# YOUR GOAL:
Give only the number of lines in the data that include the string "Hill".

# Dataset entries:
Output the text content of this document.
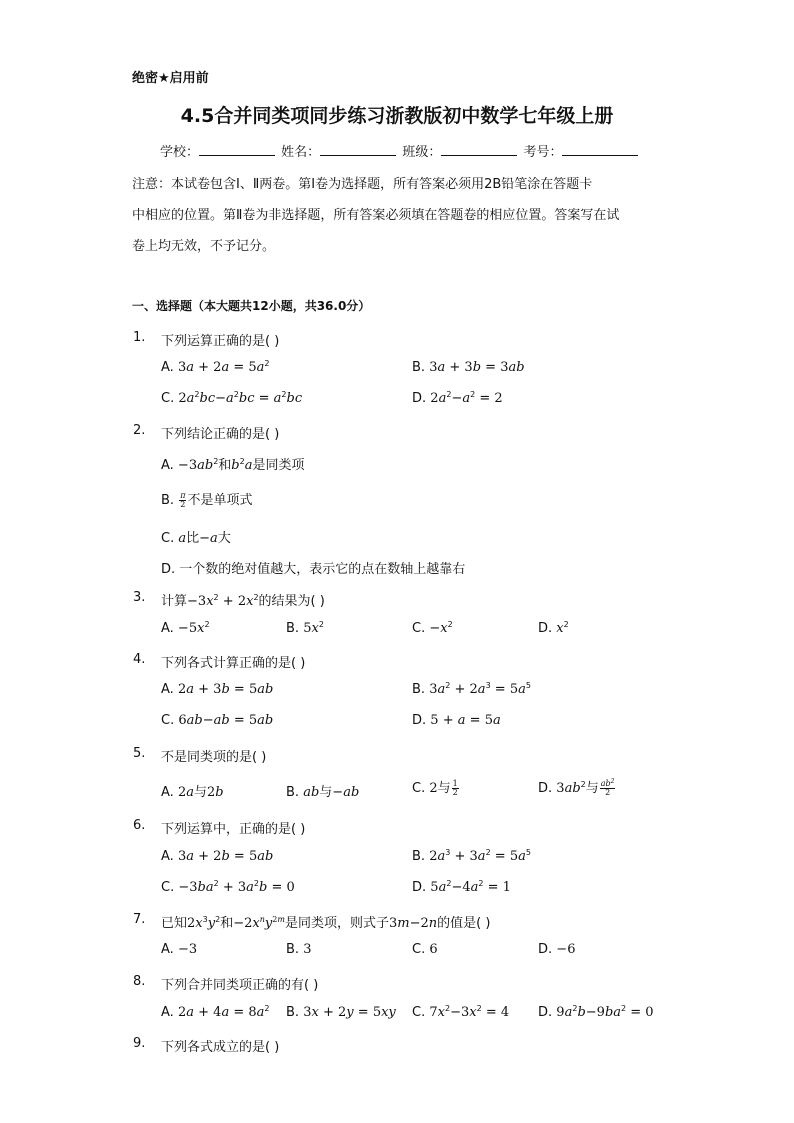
绝密★启用前
4.5合并同类项同步练习浙教版初中数学七年级上册
学校：	姓名：	班级：	考号：
注意：本试卷包含Ⅰ、Ⅱ两卷。第Ⅰ卷为选择题，所有答案必须用2B铅笔涂在答题卡
中相应的位置。第Ⅱ卷为非选择题，所有答案必须填在答题卷的相应位置。答案写在试
卷上均无效，不予记分。
一、选择题（本大题共12小题，共36.0分）
1. 下列运算正确的是( )
A. $3a + 2a = 5a^2$	B. 3a + 3b = 3ab
C. $2a^2bc-a^2bc = a^2bc$	D. $2a^2-a^2 = 2$
2. 下列结论正确的是( )
A. $-3ab^2$和$b^2a$是同类项
B. $\frac{\pi}{2}$ 不是单项式
C. a比−a大
D. 一个数的绝对值越大，表示它的点在数轴上越靠右
3. 计算$-3x^2 + 2x^2$的结果为( )
A. $-5x^2$	B. $5x^2$	C. $-x^2$	D. $x^2$
4. 下列各式计算正确的是( )
A. 2a + 3b = 5ab	B. $3a^2 + 2a^3 = 5a^5$
C. 6ab−ab = 5ab	D. 5 + a = 5a
5. 不是同类项的是( )
A. 2a与2b	B. ab与−ab	C. 2与 $\frac{1}{2}$	D. $3ab^2$与 $\frac{ab^2}{2}$
6. 下列运算中，正确的是( )
A. 3a + 2b = 5ab	B. $2a^3 + 3a^2 = 5a^5$
C. $-3ba^2 + 3a^2b = 0$	D. $5a^2-4a^2 = 1$
7. 已知$2x^3y^2$和$-2x^ny^{2m}$是同类项，则式子3m−2n的值是( )
A. −3	B. 3	C. 6	D. −6
8. 下列合并同类项正确的有( )
A. $2a + 4a = 8a^2$ B. 3x + 2y = 5xy C. $7x^2-3x^2 = 4$ D. $9a^2b-9ba^2 = 0$
9. 下列各式成立的是( )
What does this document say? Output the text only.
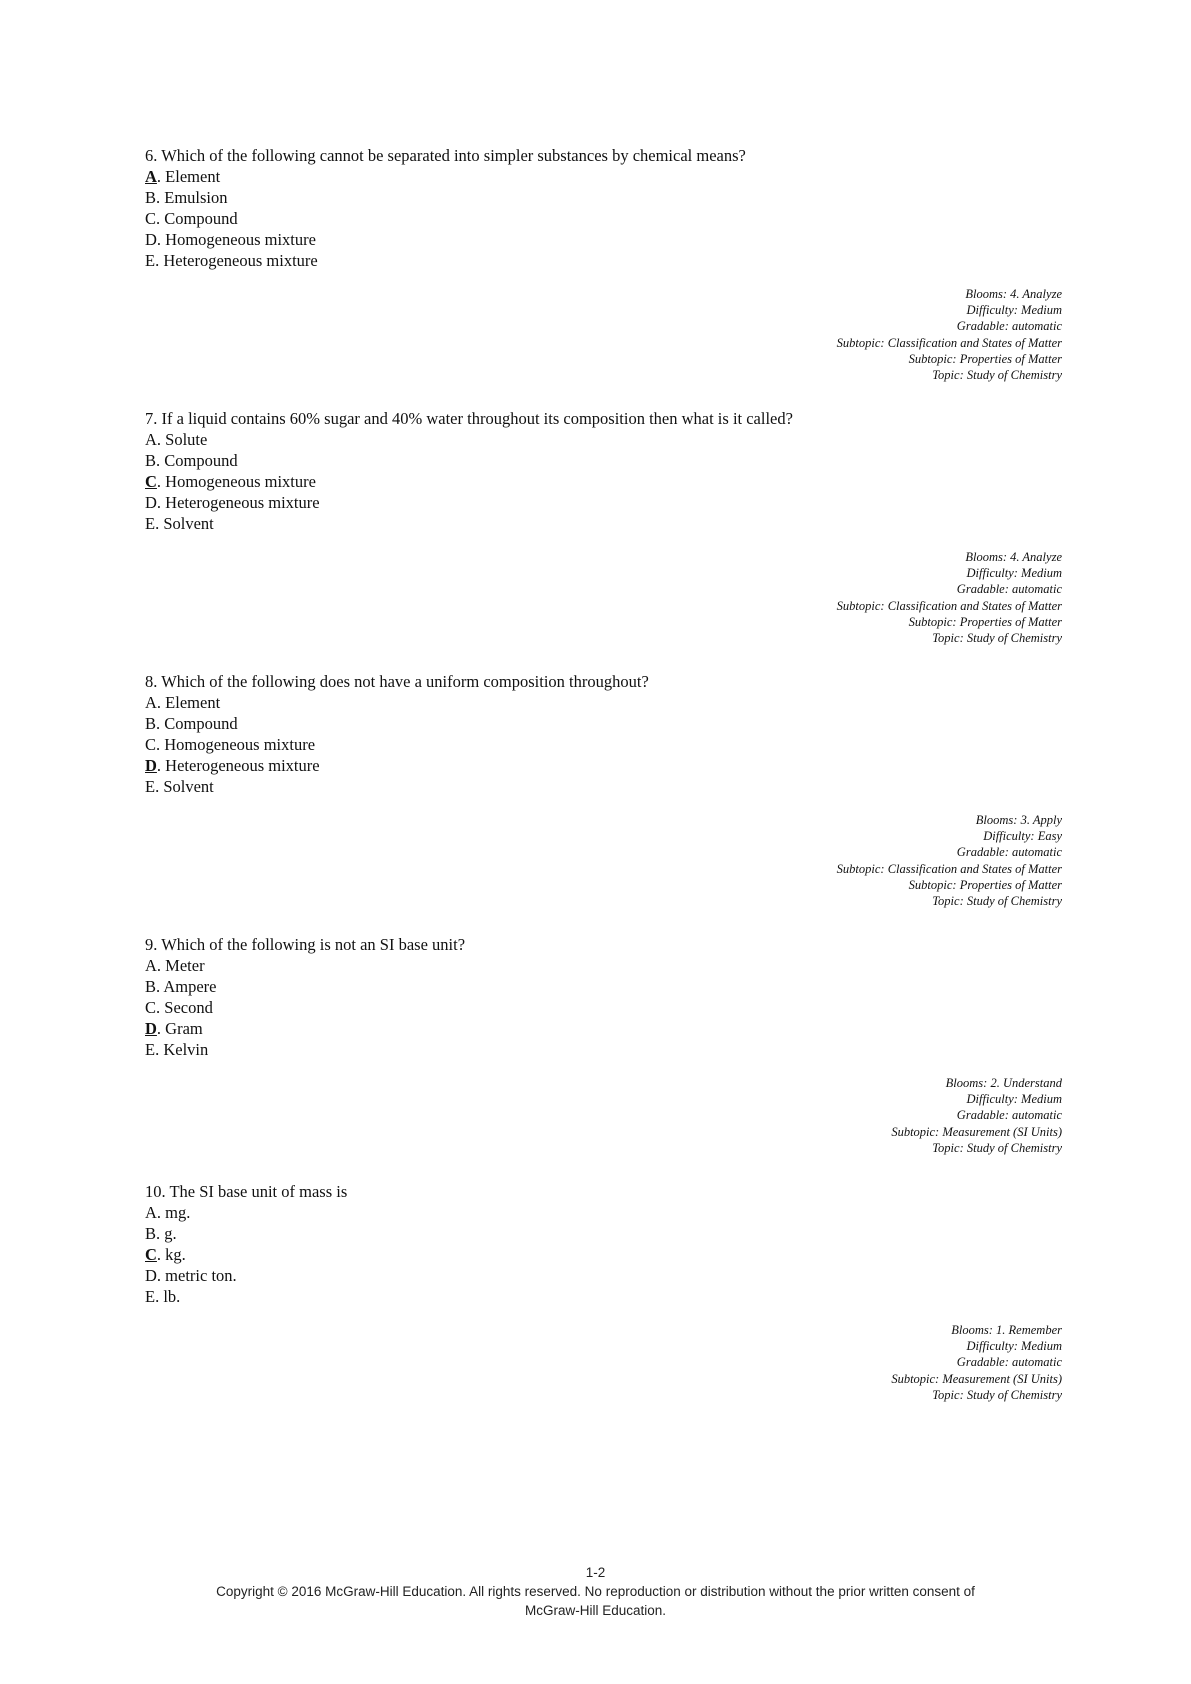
6. Which of the following cannot be separated into simpler substances by chemical means?

A. Element
B. Emulsion
C. Compound
D. Homogeneous mixture
E. Heterogeneous mixture
Blooms: 4. Analyze
Difficulty: Medium
Gradable: automatic
Subtopic: Classification and States of Matter
Subtopic: Properties of Matter
Topic: Study of Chemistry

7. If a liquid contains 60% sugar and 40% water throughout its composition then what is it called?

A. Solute
B. Compound
C. Homogeneous mixture
D. Heterogeneous mixture
E. Solvent
Blooms: 4. Analyze
Difficulty: Medium
Gradable: automatic
Subtopic: Classification and States of Matter
Subtopic: Properties of Matter
Topic: Study of Chemistry

8. Which of the following does not have a uniform composition throughout?

A. Element
B. Compound
C. Homogeneous mixture
D. Heterogeneous mixture
E. Solvent
Blooms: 3. Apply
Difficulty: Easy
Gradable: automatic
Subtopic: Classification and States of Matter
Subtopic: Properties of Matter
Topic: Study of Chemistry

9. Which of the following is not an SI base unit?

A. Meter
B. Ampere
C. Second
D. Gram
E. Kelvin
Blooms: 2. Understand
Difficulty: Medium
Gradable: automatic
Subtopic: Measurement (SI Units)
Topic: Study of Chemistry

10. The SI base unit of mass is

A. mg.
B. g.
C. kg.
D. metric ton.
E. lb.
Blooms: 1. Remember
Difficulty: Medium
Gradable: automatic
Subtopic: Measurement (SI Units)
Topic: Study of Chemistry
1-2
Copyright © 2016 McGraw-Hill Education. All rights reserved. No reproduction or distribution without the prior written consent of
McGraw-Hill Education.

# FINISHED EXERCISE:
2